BEGIN Data to process

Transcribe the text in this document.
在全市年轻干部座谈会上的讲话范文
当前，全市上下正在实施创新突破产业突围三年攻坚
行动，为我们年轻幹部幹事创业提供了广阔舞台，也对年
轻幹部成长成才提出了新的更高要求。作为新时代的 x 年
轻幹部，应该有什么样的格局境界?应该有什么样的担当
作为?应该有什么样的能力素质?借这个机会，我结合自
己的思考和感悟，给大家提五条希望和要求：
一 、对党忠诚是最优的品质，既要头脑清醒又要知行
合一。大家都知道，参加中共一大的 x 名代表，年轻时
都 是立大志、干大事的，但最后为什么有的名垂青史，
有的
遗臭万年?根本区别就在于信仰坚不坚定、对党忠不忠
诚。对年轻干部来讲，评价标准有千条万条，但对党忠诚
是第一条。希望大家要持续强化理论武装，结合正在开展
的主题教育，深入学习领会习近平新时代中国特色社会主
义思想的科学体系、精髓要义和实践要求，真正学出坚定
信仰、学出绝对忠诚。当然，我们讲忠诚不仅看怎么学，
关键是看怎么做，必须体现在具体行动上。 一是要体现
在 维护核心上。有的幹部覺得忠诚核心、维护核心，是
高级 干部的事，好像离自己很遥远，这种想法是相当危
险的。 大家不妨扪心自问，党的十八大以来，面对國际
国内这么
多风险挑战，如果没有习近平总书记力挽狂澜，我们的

END Data to process

What is asked
Return each line of the records above exactly as it reads.

Full solution
Transcribe the text in this document.
在全市年轻干部座谈会上的讲话范文
当前，全市上下正在实施创新突破产业突围三年攻坚
行动，为我们年轻幹部幹事创业提供了广阔舞台，也对年
轻幹部成长成才提出了新的更高要求。作为新时代的 x 年
轻幹部，应该有什么样的格局境界?应该有什么样的担当
作为?应该有什么样的能力素质?借这个机会，我结合自
己的思考和感悟，给大家提五条希望和要求：
一 、对党忠诚是最优的品质，既要头脑清醒又要知行
合一。大家都知道，参加中共一大的 x 名代表，年轻时
都 是立大志、干大事的，但最后为什么有的名垂青史，
有的
遗臭万年?根本区别就在于信仰坚不坚定、对党忠不忠
诚。对年轻干部来讲，评价标准有千条万条，但对党忠诚
是第一条。希望大家要持续强化理论武装，结合正在开展
的主题教育，深入学习领会习近平新时代中国特色社会主
义思想的科学体系、精髓要义和实践要求，真正学出坚定
信仰、学出绝对忠诚。当然，我们讲忠诚不仅看怎么学，
关键是看怎么做，必须体现在具体行动上。 一是要体现
在 维护核心上。有的幹部覺得忠诚核心、维护核心，是
高级 干部的事，好像离自己很遥远，这种想法是相当危
险的。 大家不妨扪心自问，党的十八大以来，面对國际
国内这么
多风险挑战，如果没有习近平总书记力挽狂澜，我们的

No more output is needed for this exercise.